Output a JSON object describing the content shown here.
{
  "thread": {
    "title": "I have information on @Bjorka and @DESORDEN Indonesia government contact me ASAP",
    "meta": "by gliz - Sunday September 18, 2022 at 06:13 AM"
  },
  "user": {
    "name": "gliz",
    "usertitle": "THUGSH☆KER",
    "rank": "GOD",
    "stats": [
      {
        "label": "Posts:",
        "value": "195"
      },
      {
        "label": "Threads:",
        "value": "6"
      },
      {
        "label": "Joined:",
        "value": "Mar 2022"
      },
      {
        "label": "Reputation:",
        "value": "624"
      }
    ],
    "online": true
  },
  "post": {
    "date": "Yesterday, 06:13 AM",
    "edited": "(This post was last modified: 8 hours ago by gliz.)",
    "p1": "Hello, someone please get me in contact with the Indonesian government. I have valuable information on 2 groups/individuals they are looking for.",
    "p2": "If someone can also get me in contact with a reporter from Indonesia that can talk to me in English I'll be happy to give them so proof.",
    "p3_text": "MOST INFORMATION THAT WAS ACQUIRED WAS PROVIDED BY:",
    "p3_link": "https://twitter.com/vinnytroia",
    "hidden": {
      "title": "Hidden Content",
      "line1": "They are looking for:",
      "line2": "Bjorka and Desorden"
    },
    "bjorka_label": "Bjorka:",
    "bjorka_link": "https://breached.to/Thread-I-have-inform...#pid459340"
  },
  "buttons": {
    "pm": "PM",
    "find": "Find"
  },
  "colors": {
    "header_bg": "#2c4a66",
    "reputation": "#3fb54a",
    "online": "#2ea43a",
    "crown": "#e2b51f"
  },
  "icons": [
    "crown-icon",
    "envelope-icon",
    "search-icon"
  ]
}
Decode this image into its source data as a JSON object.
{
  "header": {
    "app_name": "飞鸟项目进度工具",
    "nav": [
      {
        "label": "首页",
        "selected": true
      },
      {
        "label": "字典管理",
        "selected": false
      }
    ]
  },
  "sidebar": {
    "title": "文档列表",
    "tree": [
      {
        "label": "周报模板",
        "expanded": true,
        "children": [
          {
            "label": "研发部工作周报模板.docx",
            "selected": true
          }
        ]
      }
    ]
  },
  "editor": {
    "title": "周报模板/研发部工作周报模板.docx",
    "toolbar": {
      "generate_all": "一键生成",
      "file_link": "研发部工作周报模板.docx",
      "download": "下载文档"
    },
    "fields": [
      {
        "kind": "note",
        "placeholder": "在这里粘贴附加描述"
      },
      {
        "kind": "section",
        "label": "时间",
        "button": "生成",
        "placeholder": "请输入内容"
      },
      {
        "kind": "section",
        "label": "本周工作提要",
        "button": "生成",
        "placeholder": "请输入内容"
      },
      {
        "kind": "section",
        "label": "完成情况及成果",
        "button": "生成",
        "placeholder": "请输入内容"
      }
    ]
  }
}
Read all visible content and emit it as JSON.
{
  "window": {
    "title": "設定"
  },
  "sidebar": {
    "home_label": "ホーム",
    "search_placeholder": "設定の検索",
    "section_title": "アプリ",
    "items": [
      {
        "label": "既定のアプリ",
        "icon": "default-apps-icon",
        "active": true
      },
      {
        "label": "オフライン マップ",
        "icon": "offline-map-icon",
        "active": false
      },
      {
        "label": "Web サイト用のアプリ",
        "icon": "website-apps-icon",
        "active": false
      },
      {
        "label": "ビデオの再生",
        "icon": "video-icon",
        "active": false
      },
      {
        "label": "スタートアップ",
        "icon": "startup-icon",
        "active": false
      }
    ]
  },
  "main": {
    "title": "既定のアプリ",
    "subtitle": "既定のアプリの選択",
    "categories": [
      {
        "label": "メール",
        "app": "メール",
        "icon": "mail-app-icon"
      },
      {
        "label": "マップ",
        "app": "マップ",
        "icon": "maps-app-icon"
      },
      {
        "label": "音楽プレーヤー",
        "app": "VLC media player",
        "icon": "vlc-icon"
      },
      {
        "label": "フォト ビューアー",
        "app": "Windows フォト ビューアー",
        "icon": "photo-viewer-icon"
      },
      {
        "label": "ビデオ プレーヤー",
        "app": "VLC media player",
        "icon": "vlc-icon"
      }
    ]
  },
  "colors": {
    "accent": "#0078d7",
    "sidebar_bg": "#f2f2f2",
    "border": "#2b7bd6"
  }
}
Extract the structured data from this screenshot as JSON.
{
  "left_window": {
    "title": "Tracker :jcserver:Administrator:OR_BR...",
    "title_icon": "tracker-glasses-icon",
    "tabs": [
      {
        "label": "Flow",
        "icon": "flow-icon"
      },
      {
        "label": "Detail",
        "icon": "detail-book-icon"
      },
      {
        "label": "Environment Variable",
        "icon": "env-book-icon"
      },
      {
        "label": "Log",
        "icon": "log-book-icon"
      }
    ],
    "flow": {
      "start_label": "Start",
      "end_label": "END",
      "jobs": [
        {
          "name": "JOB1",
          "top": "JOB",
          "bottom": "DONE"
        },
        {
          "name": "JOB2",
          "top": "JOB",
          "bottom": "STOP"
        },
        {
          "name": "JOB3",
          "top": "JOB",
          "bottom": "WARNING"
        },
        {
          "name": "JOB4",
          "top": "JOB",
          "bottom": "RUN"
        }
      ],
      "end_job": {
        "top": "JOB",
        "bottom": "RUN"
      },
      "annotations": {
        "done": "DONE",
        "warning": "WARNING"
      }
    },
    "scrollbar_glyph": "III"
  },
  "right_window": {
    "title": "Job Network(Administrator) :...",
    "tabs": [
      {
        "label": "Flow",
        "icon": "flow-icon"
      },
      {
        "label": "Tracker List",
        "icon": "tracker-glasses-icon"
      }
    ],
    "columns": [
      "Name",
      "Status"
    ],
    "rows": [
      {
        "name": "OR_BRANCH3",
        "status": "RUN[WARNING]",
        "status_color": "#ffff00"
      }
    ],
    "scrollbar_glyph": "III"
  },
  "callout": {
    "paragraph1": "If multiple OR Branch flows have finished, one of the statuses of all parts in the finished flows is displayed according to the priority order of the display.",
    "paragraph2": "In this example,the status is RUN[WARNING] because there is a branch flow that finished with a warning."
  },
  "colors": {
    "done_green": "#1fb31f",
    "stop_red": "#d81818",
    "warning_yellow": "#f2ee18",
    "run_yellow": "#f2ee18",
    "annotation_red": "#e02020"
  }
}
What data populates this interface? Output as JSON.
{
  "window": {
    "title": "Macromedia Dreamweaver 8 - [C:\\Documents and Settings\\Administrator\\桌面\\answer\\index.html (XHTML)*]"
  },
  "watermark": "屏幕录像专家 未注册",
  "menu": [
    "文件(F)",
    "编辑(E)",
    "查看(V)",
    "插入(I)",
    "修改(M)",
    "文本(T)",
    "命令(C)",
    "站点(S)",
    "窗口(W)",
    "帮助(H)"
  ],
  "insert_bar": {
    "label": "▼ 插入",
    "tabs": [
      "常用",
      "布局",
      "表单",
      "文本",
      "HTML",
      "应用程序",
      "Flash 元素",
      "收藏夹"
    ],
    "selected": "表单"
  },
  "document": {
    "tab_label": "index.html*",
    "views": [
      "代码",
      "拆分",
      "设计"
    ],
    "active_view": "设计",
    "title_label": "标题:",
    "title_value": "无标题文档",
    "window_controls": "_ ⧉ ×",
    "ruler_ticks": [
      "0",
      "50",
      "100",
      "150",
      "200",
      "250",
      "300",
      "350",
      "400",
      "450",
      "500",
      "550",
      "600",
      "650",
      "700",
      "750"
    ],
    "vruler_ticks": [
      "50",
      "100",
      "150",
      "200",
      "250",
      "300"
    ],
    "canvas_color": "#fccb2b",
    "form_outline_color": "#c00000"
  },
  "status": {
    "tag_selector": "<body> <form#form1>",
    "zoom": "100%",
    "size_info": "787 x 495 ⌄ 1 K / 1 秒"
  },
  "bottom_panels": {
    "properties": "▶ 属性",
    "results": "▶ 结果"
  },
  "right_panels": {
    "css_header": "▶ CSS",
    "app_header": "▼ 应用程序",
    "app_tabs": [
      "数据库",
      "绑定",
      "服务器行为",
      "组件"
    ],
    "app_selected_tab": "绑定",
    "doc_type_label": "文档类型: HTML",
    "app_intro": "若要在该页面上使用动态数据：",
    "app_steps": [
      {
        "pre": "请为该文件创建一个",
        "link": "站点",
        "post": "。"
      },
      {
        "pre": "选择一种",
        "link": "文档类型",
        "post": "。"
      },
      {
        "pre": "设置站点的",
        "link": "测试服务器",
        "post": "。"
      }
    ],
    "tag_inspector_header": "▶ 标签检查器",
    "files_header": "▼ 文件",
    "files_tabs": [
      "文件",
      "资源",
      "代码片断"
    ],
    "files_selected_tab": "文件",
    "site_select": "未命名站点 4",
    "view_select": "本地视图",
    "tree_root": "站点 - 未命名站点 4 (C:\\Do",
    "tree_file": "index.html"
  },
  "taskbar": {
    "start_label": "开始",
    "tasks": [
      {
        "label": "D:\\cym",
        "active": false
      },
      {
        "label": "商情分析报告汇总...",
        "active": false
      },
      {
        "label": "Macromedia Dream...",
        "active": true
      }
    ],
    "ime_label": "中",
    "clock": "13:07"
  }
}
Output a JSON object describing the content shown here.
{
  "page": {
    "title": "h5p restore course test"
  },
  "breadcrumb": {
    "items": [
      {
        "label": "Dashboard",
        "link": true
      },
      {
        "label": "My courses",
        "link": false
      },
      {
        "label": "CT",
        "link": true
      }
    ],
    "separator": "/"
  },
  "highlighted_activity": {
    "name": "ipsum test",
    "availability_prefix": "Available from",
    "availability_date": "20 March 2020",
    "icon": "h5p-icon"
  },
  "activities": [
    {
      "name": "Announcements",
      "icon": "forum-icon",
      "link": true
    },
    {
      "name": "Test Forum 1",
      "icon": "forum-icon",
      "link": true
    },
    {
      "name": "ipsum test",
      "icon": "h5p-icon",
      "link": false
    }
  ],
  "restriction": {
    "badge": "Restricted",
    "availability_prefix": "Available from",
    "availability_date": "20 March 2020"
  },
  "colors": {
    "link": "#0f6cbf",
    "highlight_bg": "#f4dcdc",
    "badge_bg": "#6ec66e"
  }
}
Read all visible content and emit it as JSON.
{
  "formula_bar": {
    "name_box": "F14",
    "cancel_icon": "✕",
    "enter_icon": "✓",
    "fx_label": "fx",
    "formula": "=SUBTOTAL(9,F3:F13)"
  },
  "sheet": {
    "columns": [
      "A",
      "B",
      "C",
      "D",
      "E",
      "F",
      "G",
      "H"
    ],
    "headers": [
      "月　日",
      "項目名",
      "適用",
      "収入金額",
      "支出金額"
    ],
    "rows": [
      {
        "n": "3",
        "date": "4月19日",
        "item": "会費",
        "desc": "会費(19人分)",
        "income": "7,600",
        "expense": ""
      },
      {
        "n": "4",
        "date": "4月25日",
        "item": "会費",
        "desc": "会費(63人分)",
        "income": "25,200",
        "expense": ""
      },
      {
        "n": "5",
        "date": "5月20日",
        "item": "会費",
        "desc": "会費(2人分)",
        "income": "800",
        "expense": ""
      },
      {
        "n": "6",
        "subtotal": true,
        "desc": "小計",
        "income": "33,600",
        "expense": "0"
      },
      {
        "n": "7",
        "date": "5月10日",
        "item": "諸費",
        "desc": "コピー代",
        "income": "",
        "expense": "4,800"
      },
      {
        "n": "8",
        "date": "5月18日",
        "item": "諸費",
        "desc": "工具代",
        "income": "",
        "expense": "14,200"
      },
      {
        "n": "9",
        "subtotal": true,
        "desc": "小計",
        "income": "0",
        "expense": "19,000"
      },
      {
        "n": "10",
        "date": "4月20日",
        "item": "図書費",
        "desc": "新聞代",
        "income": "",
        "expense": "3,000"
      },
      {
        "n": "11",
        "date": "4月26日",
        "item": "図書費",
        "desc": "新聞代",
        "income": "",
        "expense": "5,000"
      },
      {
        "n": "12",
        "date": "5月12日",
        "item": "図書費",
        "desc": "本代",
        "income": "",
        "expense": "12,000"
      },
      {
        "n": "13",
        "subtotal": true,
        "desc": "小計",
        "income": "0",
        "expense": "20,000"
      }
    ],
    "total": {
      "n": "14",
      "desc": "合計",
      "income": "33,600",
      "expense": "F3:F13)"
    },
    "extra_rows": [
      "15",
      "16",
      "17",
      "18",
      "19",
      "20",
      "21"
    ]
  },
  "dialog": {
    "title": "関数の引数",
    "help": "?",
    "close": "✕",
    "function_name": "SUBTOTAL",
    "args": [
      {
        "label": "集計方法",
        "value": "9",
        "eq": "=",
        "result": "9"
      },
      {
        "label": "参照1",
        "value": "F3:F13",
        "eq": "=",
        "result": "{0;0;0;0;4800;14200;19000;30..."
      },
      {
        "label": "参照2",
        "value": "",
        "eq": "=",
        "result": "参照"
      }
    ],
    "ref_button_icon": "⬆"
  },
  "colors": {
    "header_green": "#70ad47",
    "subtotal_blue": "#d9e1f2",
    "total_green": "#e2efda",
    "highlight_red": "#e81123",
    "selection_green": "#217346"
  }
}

• **Work instructions**: Look for the word "ビューアー" in every line of the listing and copy the lines that have it.

• **Output of the exercise**:
        "label": "フォト ビューアー",
        "app": "Windows フォト ビューアー",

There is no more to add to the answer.